* _INSTRUCTION_
Restate all of the entries exactly, dropping any pictures they hold.

Items from a figure collection
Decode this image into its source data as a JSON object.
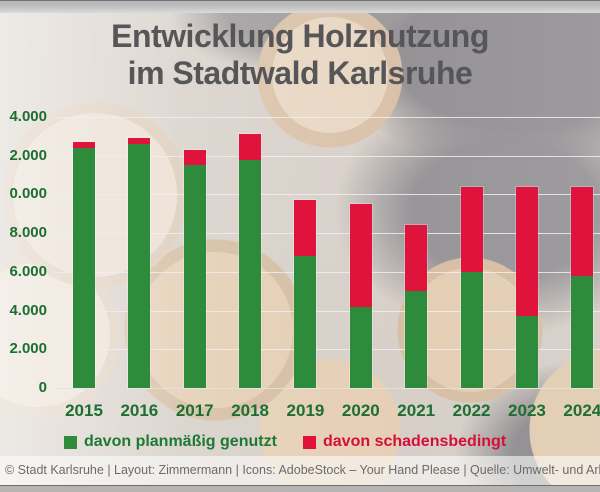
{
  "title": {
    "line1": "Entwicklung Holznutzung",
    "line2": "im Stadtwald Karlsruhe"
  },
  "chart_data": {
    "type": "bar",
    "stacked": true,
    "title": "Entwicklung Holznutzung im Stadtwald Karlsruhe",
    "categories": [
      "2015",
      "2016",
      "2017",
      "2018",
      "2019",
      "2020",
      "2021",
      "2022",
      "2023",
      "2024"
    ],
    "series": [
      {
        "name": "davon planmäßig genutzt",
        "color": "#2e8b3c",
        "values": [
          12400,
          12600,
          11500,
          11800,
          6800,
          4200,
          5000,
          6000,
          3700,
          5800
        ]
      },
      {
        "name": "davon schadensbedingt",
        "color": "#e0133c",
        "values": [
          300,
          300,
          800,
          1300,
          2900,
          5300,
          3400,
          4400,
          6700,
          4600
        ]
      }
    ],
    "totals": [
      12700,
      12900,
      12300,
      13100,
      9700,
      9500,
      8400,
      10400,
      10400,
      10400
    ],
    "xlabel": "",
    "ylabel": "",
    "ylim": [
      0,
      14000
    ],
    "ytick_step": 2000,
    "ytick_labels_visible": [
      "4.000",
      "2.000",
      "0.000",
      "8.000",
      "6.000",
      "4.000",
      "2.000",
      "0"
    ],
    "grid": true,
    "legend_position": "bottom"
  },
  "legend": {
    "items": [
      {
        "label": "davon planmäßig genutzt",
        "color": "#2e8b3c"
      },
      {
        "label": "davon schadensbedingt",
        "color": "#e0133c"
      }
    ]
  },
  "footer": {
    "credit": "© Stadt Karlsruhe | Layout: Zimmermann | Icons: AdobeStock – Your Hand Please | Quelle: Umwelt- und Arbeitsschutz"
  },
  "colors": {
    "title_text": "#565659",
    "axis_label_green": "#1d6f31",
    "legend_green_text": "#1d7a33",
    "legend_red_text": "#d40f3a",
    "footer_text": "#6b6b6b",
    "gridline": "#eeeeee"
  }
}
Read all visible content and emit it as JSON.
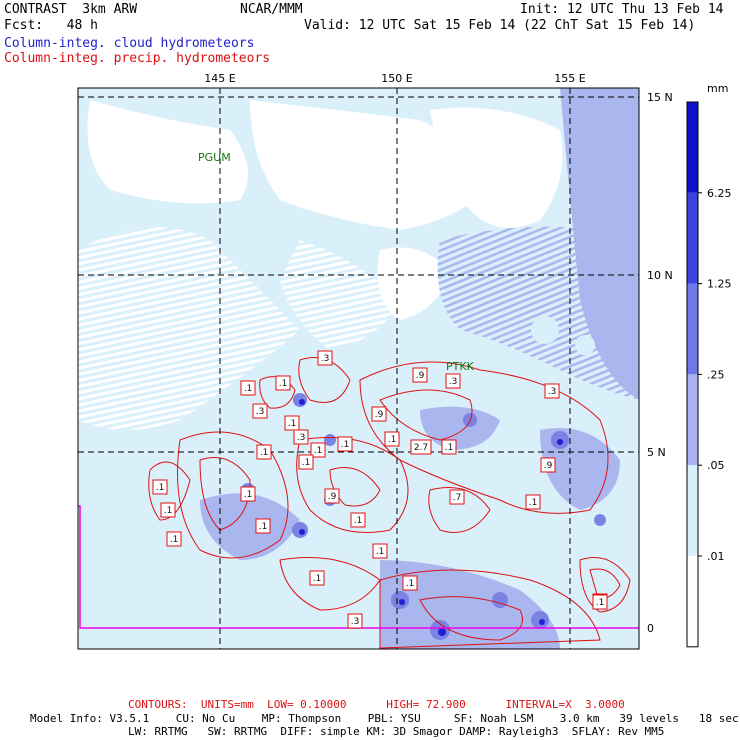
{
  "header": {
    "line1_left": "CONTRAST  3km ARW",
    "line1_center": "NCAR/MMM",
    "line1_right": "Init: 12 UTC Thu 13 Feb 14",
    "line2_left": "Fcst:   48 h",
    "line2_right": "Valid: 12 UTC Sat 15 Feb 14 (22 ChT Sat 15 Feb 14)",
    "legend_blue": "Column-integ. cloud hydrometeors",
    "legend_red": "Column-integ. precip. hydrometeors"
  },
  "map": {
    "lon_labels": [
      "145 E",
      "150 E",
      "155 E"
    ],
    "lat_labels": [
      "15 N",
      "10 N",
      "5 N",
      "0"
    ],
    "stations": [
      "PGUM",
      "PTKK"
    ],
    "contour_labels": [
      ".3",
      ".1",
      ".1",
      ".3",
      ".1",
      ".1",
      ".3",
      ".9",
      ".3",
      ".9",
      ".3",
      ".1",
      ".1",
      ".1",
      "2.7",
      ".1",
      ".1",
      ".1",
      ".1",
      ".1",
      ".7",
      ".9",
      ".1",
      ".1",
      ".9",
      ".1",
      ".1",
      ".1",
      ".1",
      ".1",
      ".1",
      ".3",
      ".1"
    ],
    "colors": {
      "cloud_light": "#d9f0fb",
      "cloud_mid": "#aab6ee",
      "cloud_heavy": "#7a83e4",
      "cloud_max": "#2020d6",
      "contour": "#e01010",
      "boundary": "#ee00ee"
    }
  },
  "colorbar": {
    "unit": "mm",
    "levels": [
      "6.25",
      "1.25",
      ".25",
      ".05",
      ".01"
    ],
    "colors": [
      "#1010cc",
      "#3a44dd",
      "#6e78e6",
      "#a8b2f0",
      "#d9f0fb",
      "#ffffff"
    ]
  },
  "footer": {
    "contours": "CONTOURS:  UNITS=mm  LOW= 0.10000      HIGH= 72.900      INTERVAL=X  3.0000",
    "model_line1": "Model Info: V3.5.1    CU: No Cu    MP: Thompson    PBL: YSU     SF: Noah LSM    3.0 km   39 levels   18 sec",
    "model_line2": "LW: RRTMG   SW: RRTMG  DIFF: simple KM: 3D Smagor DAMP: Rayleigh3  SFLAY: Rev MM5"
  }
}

* _ANSWER TO THE EXERCISE_
Decode this image into its source data as a JSON object.
{
  "title": {
    "line1": "Entwicklung Holznutzung",
    "line2": "im Stadtwald Karlsruhe"
  },
  "chart_data": {
    "type": "bar",
    "stacked": true,
    "title": "Entwicklung Holznutzung im Stadtwald Karlsruhe",
    "categories": [
      "2015",
      "2016",
      "2017",
      "2018",
      "2019",
      "2020",
      "2021",
      "2022",
      "2023",
      "2024"
    ],
    "series": [
      {
        "name": "davon planmäßig genutzt",
        "color": "#2e8b3c",
        "values": [
          12400,
          12600,
          11500,
          11800,
          6800,
          4200,
          5000,
          6000,
          3700,
          5800
        ]
      },
      {
        "name": "davon schadensbedingt",
        "color": "#e0133c",
        "values": [
          300,
          300,
          800,
          1300,
          2900,
          5300,
          3400,
          4400,
          6700,
          4600
        ]
      }
    ],
    "totals": [
      12700,
      12900,
      12300,
      13100,
      9700,
      9500,
      8400,
      10400,
      10400,
      10400
    ],
    "xlabel": "",
    "ylabel": "",
    "ylim": [
      0,
      14000
    ],
    "ytick_step": 2000,
    "ytick_labels_visible": [
      "4.000",
      "2.000",
      "0.000",
      "8.000",
      "6.000",
      "4.000",
      "2.000",
      "0"
    ],
    "grid": true,
    "legend_position": "bottom"
  },
  "legend": {
    "items": [
      {
        "label": "davon planmäßig genutzt",
        "color": "#2e8b3c"
      },
      {
        "label": "davon schadensbedingt",
        "color": "#e0133c"
      }
    ]
  },
  "footer": {
    "credit": "© Stadt Karlsruhe | Layout: Zimmermann | Icons: AdobeStock – Your Hand Please | Quelle: Umwelt- und Arbeitsschutz"
  },
  "colors": {
    "title_text": "#565659",
    "axis_label_green": "#1d6f31",
    "legend_green_text": "#1d7a33",
    "legend_red_text": "#d40f3a",
    "footer_text": "#6b6b6b",
    "gridline": "#eeeeee"
  }
}
Read all visible content and emit it as JSON.
{
  "header": {
    "line1_left": "CONTRAST  3km ARW",
    "line1_center": "NCAR/MMM",
    "line1_right": "Init: 12 UTC Thu 13 Feb 14",
    "line2_left": "Fcst:   48 h",
    "line2_right": "Valid: 12 UTC Sat 15 Feb 14 (22 ChT Sat 15 Feb 14)",
    "legend_blue": "Column-integ. cloud hydrometeors",
    "legend_red": "Column-integ. precip. hydrometeors"
  },
  "map": {
    "lon_labels": [
      "145 E",
      "150 E",
      "155 E"
    ],
    "lat_labels": [
      "15 N",
      "10 N",
      "5 N",
      "0"
    ],
    "stations": [
      "PGUM",
      "PTKK"
    ],
    "contour_labels": [
      ".3",
      ".1",
      ".1",
      ".3",
      ".1",
      ".1",
      ".3",
      ".9",
      ".3",
      ".9",
      ".3",
      ".1",
      ".1",
      ".1",
      "2.7",
      ".1",
      ".1",
      ".1",
      ".1",
      ".1",
      ".7",
      ".9",
      ".1",
      ".1",
      ".9",
      ".1",
      ".1",
      ".1",
      ".1",
      ".1",
      ".1",
      ".3",
      ".1"
    ],
    "colors": {
      "cloud_light": "#d9f0fb",
      "cloud_mid": "#aab6ee",
      "cloud_heavy": "#7a83e4",
      "cloud_max": "#2020d6",
      "contour": "#e01010",
      "boundary": "#ee00ee"
    }
  },
  "colorbar": {
    "unit": "mm",
    "levels": [
      "6.25",
      "1.25",
      ".25",
      ".05",
      ".01"
    ],
    "colors": [
      "#1010cc",
      "#3a44dd",
      "#6e78e6",
      "#a8b2f0",
      "#d9f0fb",
      "#ffffff"
    ]
  },
  "footer": {
    "contours": "CONTOURS:  UNITS=mm  LOW= 0.10000      HIGH= 72.900      INTERVAL=X  3.0000",
    "model_line1": "Model Info: V3.5.1    CU: No Cu    MP: Thompson    PBL: YSU     SF: Noah LSM    3.0 km   39 levels   18 sec",
    "model_line2": "LW: RRTMG   SW: RRTMG  DIFF: simple KM: 3D Smagor DAMP: Rayleigh3  SFLAY: Rev MM5"
  }
}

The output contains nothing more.